Job
Nothing but the lines from the one with "Transcribe the text in this document." to the final line should be returned, each exactly as it appears.

(Stored records)
+++
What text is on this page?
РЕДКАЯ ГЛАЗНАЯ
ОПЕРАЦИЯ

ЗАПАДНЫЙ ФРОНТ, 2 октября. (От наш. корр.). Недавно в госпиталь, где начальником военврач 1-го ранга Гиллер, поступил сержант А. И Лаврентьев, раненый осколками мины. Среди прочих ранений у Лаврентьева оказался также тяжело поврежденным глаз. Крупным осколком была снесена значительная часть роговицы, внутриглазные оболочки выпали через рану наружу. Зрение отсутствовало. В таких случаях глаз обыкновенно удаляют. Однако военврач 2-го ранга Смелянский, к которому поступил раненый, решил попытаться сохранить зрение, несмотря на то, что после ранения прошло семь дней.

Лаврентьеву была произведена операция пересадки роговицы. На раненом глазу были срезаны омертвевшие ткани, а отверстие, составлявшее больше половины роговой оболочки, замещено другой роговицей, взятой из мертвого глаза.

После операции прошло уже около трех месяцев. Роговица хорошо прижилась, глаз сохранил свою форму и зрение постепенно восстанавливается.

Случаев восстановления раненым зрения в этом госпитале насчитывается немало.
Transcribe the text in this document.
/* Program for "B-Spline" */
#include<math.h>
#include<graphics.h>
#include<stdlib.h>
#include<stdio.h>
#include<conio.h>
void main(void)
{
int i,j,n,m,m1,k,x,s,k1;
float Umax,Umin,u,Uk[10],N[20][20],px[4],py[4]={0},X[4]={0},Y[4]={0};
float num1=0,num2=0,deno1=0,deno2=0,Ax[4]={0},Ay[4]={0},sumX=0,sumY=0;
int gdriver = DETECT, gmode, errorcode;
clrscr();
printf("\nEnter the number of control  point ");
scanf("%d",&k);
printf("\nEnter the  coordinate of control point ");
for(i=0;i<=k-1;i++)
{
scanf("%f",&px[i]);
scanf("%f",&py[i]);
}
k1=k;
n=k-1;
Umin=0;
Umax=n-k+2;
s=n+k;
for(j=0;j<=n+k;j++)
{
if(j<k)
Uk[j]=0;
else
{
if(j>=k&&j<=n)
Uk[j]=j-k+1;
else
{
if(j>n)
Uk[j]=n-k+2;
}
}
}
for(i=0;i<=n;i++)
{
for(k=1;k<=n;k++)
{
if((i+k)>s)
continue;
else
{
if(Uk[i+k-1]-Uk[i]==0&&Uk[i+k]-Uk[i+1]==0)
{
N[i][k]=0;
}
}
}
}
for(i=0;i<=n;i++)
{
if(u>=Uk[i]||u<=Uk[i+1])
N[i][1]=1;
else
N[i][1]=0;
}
+++
Final answer
Transcribe the text in this document.
/* Program for "B-Spline" */
#include<math.h>
#include<graphics.h>
#include<stdlib.h>
#include<stdio.h>
#include<conio.h>
void main(void)
{
int i,j,n,m,m1,k,x,s,k1;
float Umax,Umin,u,Uk[10],N[20][20],px[4],py[4]={0},X[4]={0},Y[4]={0};
float num1=0,num2=0,deno1=0,deno2=0,Ax[4]={0},Ay[4]={0},sumX=0,sumY=0;
int gdriver = DETECT, gmode, errorcode;
clrscr();
printf("\nEnter the number of control  point ");
scanf("%d",&k);
printf("\nEnter the  coordinate of control point ");
for(i=0;i<=k-1;i++)
{
scanf("%f",&px[i]);
scanf("%f",&py[i]);
}
k1=k;
n=k-1;
Umin=0;
Umax=n-k+2;
s=n+k;
for(j=0;j<=n+k;j++)
{
if(j<k)
Uk[j]=0;
else
{
if(j>=k&&j<=n)
Uk[j]=j-k+1;
else
{
if(j>n)
Uk[j]=n-k+2;
}
}
}
for(i=0;i<=n;i++)
{
for(k=1;k<=n;k++)
{
if((i+k)>s)
continue;
else
{
if(Uk[i+k-1]-Uk[i]==0&&Uk[i+k]-Uk[i+1]==0)
{
N[i][k]=0;
}
}
}
}
for(i=0;i<=n;i++)
{
if(u>=Uk[i]||u<=Uk[i+1])
N[i][1]=1;
else
N[i][1]=0;
}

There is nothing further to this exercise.